» The problem
Transcribe the material in full. Nothing should differ except that the pictures are left out.
┌─ Records to process
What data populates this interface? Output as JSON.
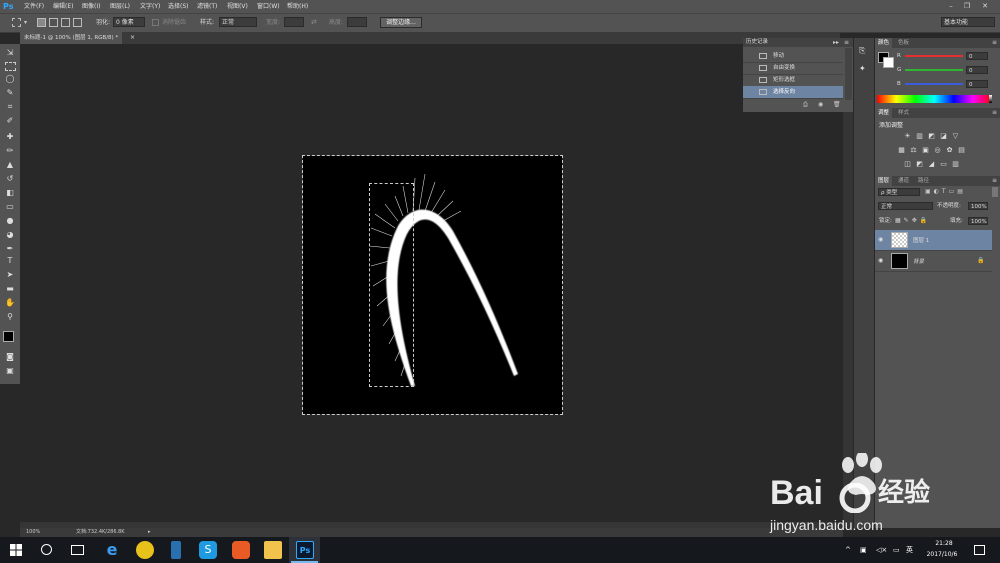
{
  "app": {
    "logo": "Ps"
  },
  "menu": [
    "文件(F)",
    "编辑(E)",
    "图像(I)",
    "图层(L)",
    "文字(Y)",
    "选择(S)",
    "滤镜(T)",
    "视图(V)",
    "窗口(W)",
    "帮助(H)"
  ],
  "options": {
    "feather_label": "羽化:",
    "feather_value": "0 像素",
    "antialias_label": "消除锯齿",
    "style_label": "样式:",
    "style_value": "正常",
    "width_label": "宽度:",
    "height_label": "高度:",
    "refine_button": "调整边缘...",
    "workspace": "基本功能"
  },
  "document": {
    "tab_title": "未标题-1 @ 100% (图层 1, RGB/8) *"
  },
  "status": {
    "zoom": "100%",
    "doc_size": "文档:732.4K/286.8K"
  },
  "history": {
    "title": "历史记录",
    "items": [
      "移动",
      "自由变换",
      "矩形选框",
      "选择反向"
    ],
    "active_index": 3
  },
  "color_panel": {
    "tabs": [
      "颜色",
      "色板"
    ],
    "channels": [
      {
        "name": "R",
        "value": "0",
        "color": "#e23030"
      },
      {
        "name": "G",
        "value": "0",
        "color": "#2fb52f"
      },
      {
        "name": "B",
        "value": "0",
        "color": "#3b5bd9"
      }
    ]
  },
  "adjustments": {
    "tabs": [
      "调整",
      "样式"
    ],
    "heading": "添加调整"
  },
  "layers": {
    "tabs": [
      "图层",
      "通道",
      "路径"
    ],
    "filter_label": "ρ 类型",
    "blend_mode": "正常",
    "opacity_label": "不透明度:",
    "opacity_value": "100%",
    "lock_label": "锁定:",
    "fill_label": "填充:",
    "fill_value": "100%",
    "items": [
      {
        "name": "图层 1",
        "selected": true
      },
      {
        "name": "背景",
        "selected": false
      }
    ]
  },
  "taskbar": {
    "time": "21:28",
    "date": "2017/10/6",
    "ime": "英"
  },
  "watermark": {
    "brand": "Bai",
    "brand2": "经验",
    "url": "jingyan.baidu.com"
  }
}
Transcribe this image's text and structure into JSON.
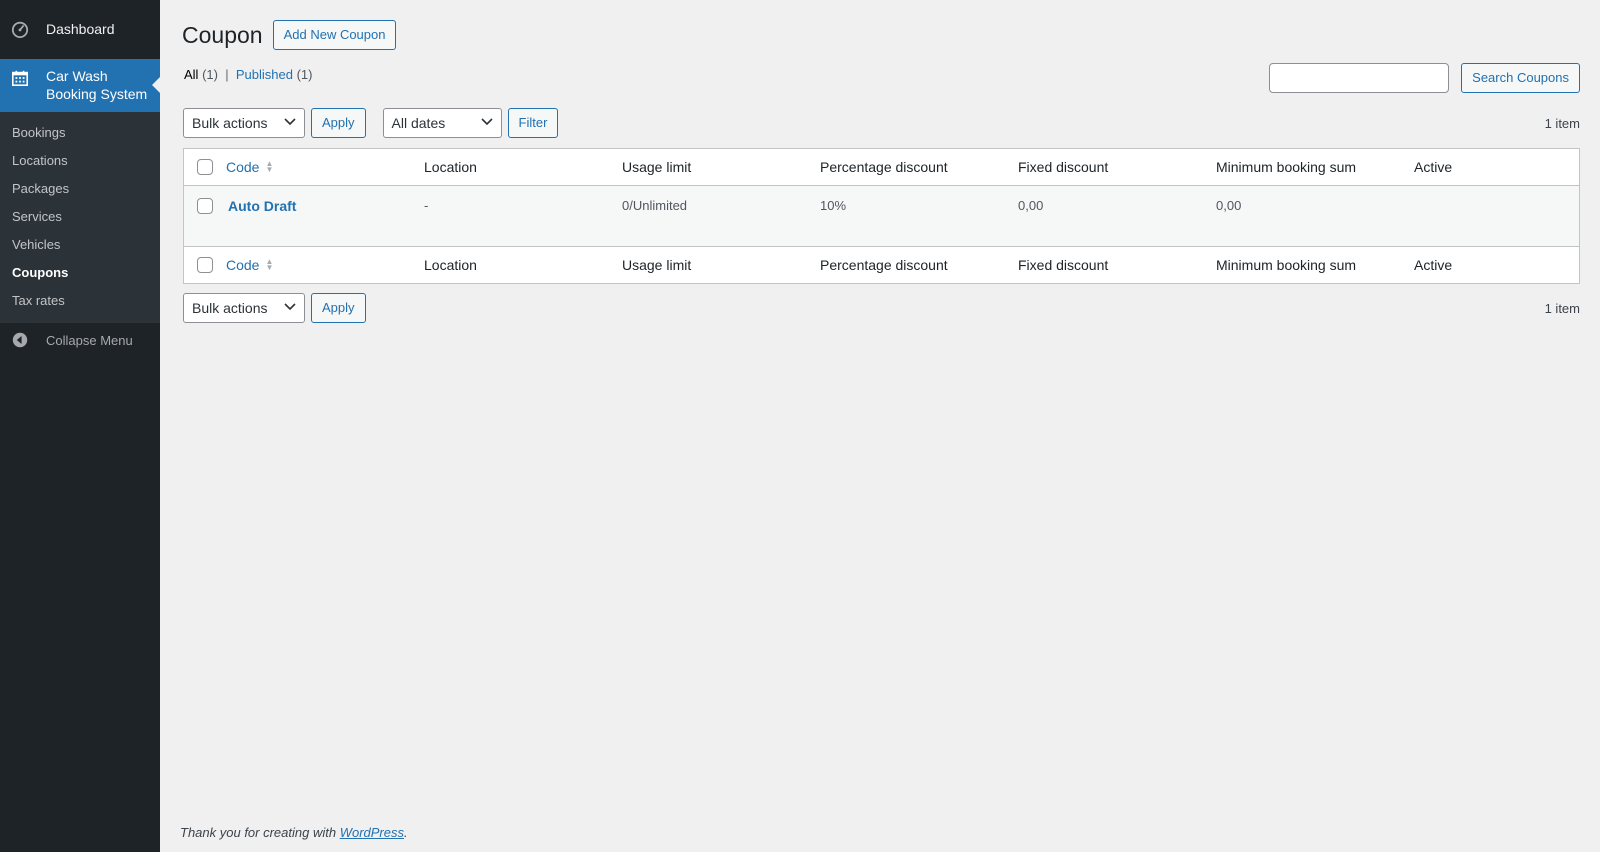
{
  "sidebar": {
    "dashboard": "Dashboard",
    "current_menu": "Car Wash Booking System",
    "current_menu_line1": "Car Wash",
    "current_menu_line2": "Booking System",
    "items": [
      {
        "label": "Bookings"
      },
      {
        "label": "Locations"
      },
      {
        "label": "Packages"
      },
      {
        "label": "Services"
      },
      {
        "label": "Vehicles"
      },
      {
        "label": "Coupons",
        "current": true
      },
      {
        "label": "Tax rates"
      }
    ],
    "collapse": "Collapse Menu"
  },
  "page": {
    "title": "Coupon",
    "add_new": "Add New Coupon",
    "views": {
      "all_label": "All",
      "all_count": "(1)",
      "separator": "|",
      "published_label": "Published",
      "published_count": "(1)"
    },
    "search": {
      "value": "",
      "button": "Search Coupons"
    }
  },
  "tablenav_top": {
    "bulk_select": "Bulk actions",
    "apply": "Apply",
    "date_select": "All dates",
    "filter": "Filter",
    "count": "1 item"
  },
  "table": {
    "columns": [
      "Code",
      "Location",
      "Usage limit",
      "Percentage discount",
      "Fixed discount",
      "Minimum booking sum",
      "Active"
    ],
    "rows": [
      {
        "code": "Auto Draft",
        "location": "-",
        "usage_limit": "0/Unlimited",
        "percentage_discount": "10%",
        "fixed_discount": "0,00",
        "minimum_booking_sum": "0,00",
        "active": ""
      }
    ]
  },
  "tablenav_bottom": {
    "bulk_select": "Bulk actions",
    "apply": "Apply",
    "count": "1 item"
  },
  "footer": {
    "text": "Thank you for creating with",
    "link": "WordPress",
    "end": "."
  },
  "colors": {
    "sidebar_bg": "#1d2327",
    "accent": "#2271b1",
    "page_bg": "#f0f0f1"
  }
}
└─
» The reply
What data populates this interface? Output as JSON.
{
  "app": {
    "logo": "Ps"
  },
  "menu": [
    "文件(F)",
    "编辑(E)",
    "图像(I)",
    "图层(L)",
    "文字(Y)",
    "选择(S)",
    "滤镜(T)",
    "视图(V)",
    "窗口(W)",
    "帮助(H)"
  ],
  "options": {
    "feather_label": "羽化:",
    "feather_value": "0 像素",
    "antialias_label": "消除锯齿",
    "style_label": "样式:",
    "style_value": "正常",
    "width_label": "宽度:",
    "height_label": "高度:",
    "refine_button": "调整边缘...",
    "workspace": "基本功能"
  },
  "document": {
    "tab_title": "未标题-1 @ 100% (图层 1, RGB/8) *"
  },
  "status": {
    "zoom": "100%",
    "doc_size": "文档:732.4K/286.8K"
  },
  "history": {
    "title": "历史记录",
    "items": [
      "移动",
      "自由变换",
      "矩形选框",
      "选择反向"
    ],
    "active_index": 3
  },
  "color_panel": {
    "tabs": [
      "颜色",
      "色板"
    ],
    "channels": [
      {
        "name": "R",
        "value": "0",
        "color": "#e23030"
      },
      {
        "name": "G",
        "value": "0",
        "color": "#2fb52f"
      },
      {
        "name": "B",
        "value": "0",
        "color": "#3b5bd9"
      }
    ]
  },
  "adjustments": {
    "tabs": [
      "调整",
      "样式"
    ],
    "heading": "添加调整"
  },
  "layers": {
    "tabs": [
      "图层",
      "通道",
      "路径"
    ],
    "filter_label": "ρ 类型",
    "blend_mode": "正常",
    "opacity_label": "不透明度:",
    "opacity_value": "100%",
    "lock_label": "锁定:",
    "fill_label": "填充:",
    "fill_value": "100%",
    "items": [
      {
        "name": "图层 1",
        "selected": true
      },
      {
        "name": "背景",
        "selected": false
      }
    ]
  },
  "taskbar": {
    "time": "21:28",
    "date": "2017/10/6",
    "ime": "英"
  },
  "watermark": {
    "brand": "Bai",
    "brand2": "经验",
    "url": "jingyan.baidu.com"
  }
}
Transcribe this image's text and structure into JSON.
{
  "sidebar": {
    "dashboard": "Dashboard",
    "current_menu": "Car Wash Booking System",
    "current_menu_line1": "Car Wash",
    "current_menu_line2": "Booking System",
    "items": [
      {
        "label": "Bookings"
      },
      {
        "label": "Locations"
      },
      {
        "label": "Packages"
      },
      {
        "label": "Services"
      },
      {
        "label": "Vehicles"
      },
      {
        "label": "Coupons",
        "current": true
      },
      {
        "label": "Tax rates"
      }
    ],
    "collapse": "Collapse Menu"
  },
  "page": {
    "title": "Coupon",
    "add_new": "Add New Coupon",
    "views": {
      "all_label": "All",
      "all_count": "(1)",
      "separator": "|",
      "published_label": "Published",
      "published_count": "(1)"
    },
    "search": {
      "value": "",
      "button": "Search Coupons"
    }
  },
  "tablenav_top": {
    "bulk_select": "Bulk actions",
    "apply": "Apply",
    "date_select": "All dates",
    "filter": "Filter",
    "count": "1 item"
  },
  "table": {
    "columns": [
      "Code",
      "Location",
      "Usage limit",
      "Percentage discount",
      "Fixed discount",
      "Minimum booking sum",
      "Active"
    ],
    "rows": [
      {
        "code": "Auto Draft",
        "location": "-",
        "usage_limit": "0/Unlimited",
        "percentage_discount": "10%",
        "fixed_discount": "0,00",
        "minimum_booking_sum": "0,00",
        "active": ""
      }
    ]
  },
  "tablenav_bottom": {
    "bulk_select": "Bulk actions",
    "apply": "Apply",
    "count": "1 item"
  },
  "footer": {
    "text": "Thank you for creating with",
    "link": "WordPress",
    "end": "."
  },
  "colors": {
    "sidebar_bg": "#1d2327",
    "accent": "#2271b1",
    "page_bg": "#f0f0f1"
  }
}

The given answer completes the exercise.